EXERCISE DIRECTIONS:
Here are some records. Copy each one exactly.

A block of data:
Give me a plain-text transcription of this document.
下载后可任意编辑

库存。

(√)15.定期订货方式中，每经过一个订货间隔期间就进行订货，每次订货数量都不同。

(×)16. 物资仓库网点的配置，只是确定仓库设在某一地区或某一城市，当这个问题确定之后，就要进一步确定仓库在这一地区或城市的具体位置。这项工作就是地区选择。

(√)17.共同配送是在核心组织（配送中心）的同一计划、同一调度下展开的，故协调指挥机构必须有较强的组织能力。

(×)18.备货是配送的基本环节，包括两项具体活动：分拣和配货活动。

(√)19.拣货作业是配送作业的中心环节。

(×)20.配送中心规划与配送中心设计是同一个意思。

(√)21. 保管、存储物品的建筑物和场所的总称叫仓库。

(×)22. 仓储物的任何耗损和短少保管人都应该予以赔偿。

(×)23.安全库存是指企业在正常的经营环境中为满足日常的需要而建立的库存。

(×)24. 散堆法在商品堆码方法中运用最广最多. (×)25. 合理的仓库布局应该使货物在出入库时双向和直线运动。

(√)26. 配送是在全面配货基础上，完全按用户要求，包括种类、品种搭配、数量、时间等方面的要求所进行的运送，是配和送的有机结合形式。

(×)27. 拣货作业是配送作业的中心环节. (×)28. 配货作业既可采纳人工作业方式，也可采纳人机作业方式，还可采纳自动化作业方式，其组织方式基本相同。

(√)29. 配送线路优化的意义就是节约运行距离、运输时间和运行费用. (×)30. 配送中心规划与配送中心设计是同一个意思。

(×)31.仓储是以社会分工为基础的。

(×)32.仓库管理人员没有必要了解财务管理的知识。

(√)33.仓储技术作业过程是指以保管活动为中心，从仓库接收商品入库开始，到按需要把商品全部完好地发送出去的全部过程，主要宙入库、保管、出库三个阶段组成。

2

EXERCISE RESPONSE:
Give me a plain-text transcription of this document.
下载后可任意编辑

库存。

(√)15.定期订货方式中，每经过一个订货间隔期间就进行订货，每次订货数量都不同。

(×)16. 物资仓库网点的配置，只是确定仓库设在某一地区或某一城市，当这个问题确定之后，就要进一步确定仓库在这一地区或城市的具体位置。这项工作就是地区选择。

(√)17.共同配送是在核心组织（配送中心）的同一计划、同一调度下展开的，故协调指挥机构必须有较强的组织能力。

(×)18.备货是配送的基本环节，包括两项具体活动：分拣和配货活动。

(√)19.拣货作业是配送作业的中心环节。

(×)20.配送中心规划与配送中心设计是同一个意思。

(√)21. 保管、存储物品的建筑物和场所的总称叫仓库。

(×)22. 仓储物的任何耗损和短少保管人都应该予以赔偿。

(×)23.安全库存是指企业在正常的经营环境中为满足日常的需要而建立的库存。

(×)24. 散堆法在商品堆码方法中运用最广最多. (×)25. 合理的仓库布局应该使货物在出入库时双向和直线运动。

(√)26. 配送是在全面配货基础上，完全按用户要求，包括种类、品种搭配、数量、时间等方面的要求所进行的运送，是配和送的有机结合形式。

(×)27. 拣货作业是配送作业的中心环节. (×)28. 配货作业既可采纳人工作业方式，也可采纳人机作业方式，还可采纳自动化作业方式，其组织方式基本相同。

(√)29. 配送线路优化的意义就是节约运行距离、运输时间和运行费用. (×)30. 配送中心规划与配送中心设计是同一个意思。

(×)31.仓储是以社会分工为基础的。

(×)32.仓库管理人员没有必要了解财务管理的知识。

(√)33.仓储技术作业过程是指以保管活动为中心，从仓库接收商品入库开始，到按需要把商品全部完好地发送出去的全部过程，主要宙入库、保管、出库三个阶段组成。

2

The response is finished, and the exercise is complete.